TASK.
The listing below should be copied in full, word for word.

LISTING.
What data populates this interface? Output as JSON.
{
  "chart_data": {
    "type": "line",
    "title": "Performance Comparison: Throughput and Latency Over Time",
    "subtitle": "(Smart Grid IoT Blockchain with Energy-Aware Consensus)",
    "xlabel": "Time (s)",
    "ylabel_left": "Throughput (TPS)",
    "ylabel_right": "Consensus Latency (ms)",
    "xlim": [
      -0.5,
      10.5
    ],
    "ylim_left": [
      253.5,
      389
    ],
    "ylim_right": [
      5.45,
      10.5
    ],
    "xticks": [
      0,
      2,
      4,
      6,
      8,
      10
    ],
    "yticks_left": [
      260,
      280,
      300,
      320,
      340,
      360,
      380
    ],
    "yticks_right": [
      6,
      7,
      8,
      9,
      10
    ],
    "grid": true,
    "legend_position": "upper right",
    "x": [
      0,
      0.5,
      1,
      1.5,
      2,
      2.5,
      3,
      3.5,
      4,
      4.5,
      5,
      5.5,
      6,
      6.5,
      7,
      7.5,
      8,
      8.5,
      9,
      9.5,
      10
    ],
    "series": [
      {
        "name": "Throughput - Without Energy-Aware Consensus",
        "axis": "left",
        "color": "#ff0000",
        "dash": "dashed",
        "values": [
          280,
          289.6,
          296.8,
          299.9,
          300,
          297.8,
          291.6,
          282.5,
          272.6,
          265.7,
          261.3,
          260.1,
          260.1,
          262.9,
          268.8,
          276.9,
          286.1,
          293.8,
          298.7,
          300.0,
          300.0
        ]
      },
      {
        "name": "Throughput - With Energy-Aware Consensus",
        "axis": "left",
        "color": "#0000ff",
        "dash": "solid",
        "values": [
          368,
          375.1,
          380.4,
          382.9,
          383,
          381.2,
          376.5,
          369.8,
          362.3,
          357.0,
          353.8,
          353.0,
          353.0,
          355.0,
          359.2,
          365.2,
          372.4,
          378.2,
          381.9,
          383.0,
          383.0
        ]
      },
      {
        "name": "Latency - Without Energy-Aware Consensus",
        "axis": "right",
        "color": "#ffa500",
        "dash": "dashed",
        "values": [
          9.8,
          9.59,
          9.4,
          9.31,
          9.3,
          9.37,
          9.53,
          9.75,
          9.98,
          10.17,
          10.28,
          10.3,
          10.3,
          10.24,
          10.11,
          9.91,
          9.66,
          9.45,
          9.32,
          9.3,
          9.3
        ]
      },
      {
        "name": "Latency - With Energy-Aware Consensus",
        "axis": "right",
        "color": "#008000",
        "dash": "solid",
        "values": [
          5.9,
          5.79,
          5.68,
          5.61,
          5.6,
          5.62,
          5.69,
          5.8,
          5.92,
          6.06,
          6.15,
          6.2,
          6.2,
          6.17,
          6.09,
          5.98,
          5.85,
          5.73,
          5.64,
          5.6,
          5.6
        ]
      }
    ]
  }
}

ANSWER BELOW.
What data populates this interface? Output as JSON.
{
  "chart_data": {
    "type": "line",
    "title": "Performance Comparison: Throughput and Latency Over Time",
    "subtitle": "(Smart Grid IoT Blockchain with Energy-Aware Consensus)",
    "xlabel": "Time (s)",
    "ylabel_left": "Throughput (TPS)",
    "ylabel_right": "Consensus Latency (ms)",
    "xlim": [
      -0.5,
      10.5
    ],
    "ylim_left": [
      253.5,
      389
    ],
    "ylim_right": [
      5.45,
      10.5
    ],
    "xticks": [
      0,
      2,
      4,
      6,
      8,
      10
    ],
    "yticks_left": [
      260,
      280,
      300,
      320,
      340,
      360,
      380
    ],
    "yticks_right": [
      6,
      7,
      8,
      9,
      10
    ],
    "grid": true,
    "legend_position": "upper right",
    "x": [
      0,
      0.5,
      1,
      1.5,
      2,
      2.5,
      3,
      3.5,
      4,
      4.5,
      5,
      5.5,
      6,
      6.5,
      7,
      7.5,
      8,
      8.5,
      9,
      9.5,
      10
    ],
    "series": [
      {
        "name": "Throughput - Without Energy-Aware Consensus",
        "axis": "left",
        "color": "#ff0000",
        "dash": "dashed",
        "values": [
          280,
          289.6,
          296.8,
          299.9,
          300,
          297.8,
          291.6,
          282.5,
          272.6,
          265.7,
          261.3,
          260.1,
          260.1,
          262.9,
          268.8,
          276.9,
          286.1,
          293.8,
          298.7,
          300.0,
          300.0
        ]
      },
      {
        "name": "Throughput - With Energy-Aware Consensus",
        "axis": "left",
        "color": "#0000ff",
        "dash": "solid",
        "values": [
          368,
          375.1,
          380.4,
          382.9,
          383,
          381.2,
          376.5,
          369.8,
          362.3,
          357.0,
          353.8,
          353.0,
          353.0,
          355.0,
          359.2,
          365.2,
          372.4,
          378.2,
          381.9,
          383.0,
          383.0
        ]
      },
      {
        "name": "Latency - Without Energy-Aware Consensus",
        "axis": "right",
        "color": "#ffa500",
        "dash": "dashed",
        "values": [
          9.8,
          9.59,
          9.4,
          9.31,
          9.3,
          9.37,
          9.53,
          9.75,
          9.98,
          10.17,
          10.28,
          10.3,
          10.3,
          10.24,
          10.11,
          9.91,
          9.66,
          9.45,
          9.32,
          9.3,
          9.3
        ]
      },
      {
        "name": "Latency - With Energy-Aware Consensus",
        "axis": "right",
        "color": "#008000",
        "dash": "solid",
        "values": [
          5.9,
          5.79,
          5.68,
          5.61,
          5.6,
          5.62,
          5.69,
          5.8,
          5.92,
          6.06,
          6.15,
          6.2,
          6.2,
          6.17,
          6.09,
          5.98,
          5.85,
          5.73,
          5.64,
          5.6,
          5.6
        ]
      }
    ]
  }
}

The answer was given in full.